* The request
Each line of the data that includes the string "nhân" is to be copied out.

* Data shown

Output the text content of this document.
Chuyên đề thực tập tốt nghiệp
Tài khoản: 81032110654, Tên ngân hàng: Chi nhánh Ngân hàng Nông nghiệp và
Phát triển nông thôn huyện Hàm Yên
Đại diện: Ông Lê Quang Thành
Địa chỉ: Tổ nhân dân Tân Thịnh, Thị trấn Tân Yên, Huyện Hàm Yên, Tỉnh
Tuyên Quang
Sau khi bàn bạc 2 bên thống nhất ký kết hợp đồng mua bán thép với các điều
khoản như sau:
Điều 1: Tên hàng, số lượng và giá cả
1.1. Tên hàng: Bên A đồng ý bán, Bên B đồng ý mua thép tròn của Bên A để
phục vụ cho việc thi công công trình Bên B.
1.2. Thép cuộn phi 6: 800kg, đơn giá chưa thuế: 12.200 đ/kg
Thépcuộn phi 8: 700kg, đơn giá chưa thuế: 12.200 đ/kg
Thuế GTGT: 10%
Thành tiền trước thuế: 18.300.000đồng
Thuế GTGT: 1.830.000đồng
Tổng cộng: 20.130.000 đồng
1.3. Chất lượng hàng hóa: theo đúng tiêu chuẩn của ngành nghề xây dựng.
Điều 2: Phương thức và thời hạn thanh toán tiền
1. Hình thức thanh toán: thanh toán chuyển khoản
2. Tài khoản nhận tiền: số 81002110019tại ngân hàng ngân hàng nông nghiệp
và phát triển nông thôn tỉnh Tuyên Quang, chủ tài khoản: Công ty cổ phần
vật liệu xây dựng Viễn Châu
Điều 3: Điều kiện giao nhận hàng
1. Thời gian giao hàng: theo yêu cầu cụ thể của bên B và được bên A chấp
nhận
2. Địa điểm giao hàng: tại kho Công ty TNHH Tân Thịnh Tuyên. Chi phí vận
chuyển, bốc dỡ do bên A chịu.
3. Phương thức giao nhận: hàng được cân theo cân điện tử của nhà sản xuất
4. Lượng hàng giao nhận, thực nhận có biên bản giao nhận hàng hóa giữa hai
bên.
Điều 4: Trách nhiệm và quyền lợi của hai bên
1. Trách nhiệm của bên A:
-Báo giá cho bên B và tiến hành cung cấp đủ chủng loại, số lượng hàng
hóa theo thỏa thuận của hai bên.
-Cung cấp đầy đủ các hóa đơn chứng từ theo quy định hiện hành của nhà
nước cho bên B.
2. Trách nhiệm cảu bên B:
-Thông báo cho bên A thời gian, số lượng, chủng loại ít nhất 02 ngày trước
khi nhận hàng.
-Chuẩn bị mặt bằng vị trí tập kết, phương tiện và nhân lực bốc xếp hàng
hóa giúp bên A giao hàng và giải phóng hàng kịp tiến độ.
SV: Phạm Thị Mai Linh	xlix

* Solution for this problem
Địa chỉ: Tổ nhân dân Tân Thịnh, Thị trấn Tân Yên, Huyện Hàm Yên, Tỉnh
-Chuẩn bị mặt bằng vị trí tập kết, phương tiện và nhân lực bốc xếp hàng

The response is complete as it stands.